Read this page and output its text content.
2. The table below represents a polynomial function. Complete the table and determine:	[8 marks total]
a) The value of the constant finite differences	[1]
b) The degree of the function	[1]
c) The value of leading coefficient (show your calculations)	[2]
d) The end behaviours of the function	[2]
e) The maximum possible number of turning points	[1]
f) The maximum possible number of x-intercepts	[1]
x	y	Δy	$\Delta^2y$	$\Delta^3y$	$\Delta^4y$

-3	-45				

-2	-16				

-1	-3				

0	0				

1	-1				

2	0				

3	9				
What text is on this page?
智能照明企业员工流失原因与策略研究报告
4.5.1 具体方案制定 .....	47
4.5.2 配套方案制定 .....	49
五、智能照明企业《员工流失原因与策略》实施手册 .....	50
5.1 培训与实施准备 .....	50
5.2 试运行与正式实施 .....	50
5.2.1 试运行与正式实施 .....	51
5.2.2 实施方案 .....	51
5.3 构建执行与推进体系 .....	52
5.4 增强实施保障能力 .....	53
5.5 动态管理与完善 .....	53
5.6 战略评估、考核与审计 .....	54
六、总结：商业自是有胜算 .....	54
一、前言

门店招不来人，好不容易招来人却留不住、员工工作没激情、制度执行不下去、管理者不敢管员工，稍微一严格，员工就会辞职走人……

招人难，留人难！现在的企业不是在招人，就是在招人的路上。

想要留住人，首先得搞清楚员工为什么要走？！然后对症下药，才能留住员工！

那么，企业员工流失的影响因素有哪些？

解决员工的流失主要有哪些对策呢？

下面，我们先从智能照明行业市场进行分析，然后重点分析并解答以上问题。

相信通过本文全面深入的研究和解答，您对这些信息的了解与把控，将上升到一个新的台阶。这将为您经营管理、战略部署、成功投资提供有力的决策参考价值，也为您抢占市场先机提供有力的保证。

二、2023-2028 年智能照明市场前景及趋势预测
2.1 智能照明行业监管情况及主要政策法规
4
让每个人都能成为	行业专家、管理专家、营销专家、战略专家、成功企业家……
==================================================
EXERCISE
Show, from the material above, each line that includes the string "number".

TASK RESULT
e) The maximum possible number of turning points	[1]
f) The maximum possible number of x-intercepts	[1]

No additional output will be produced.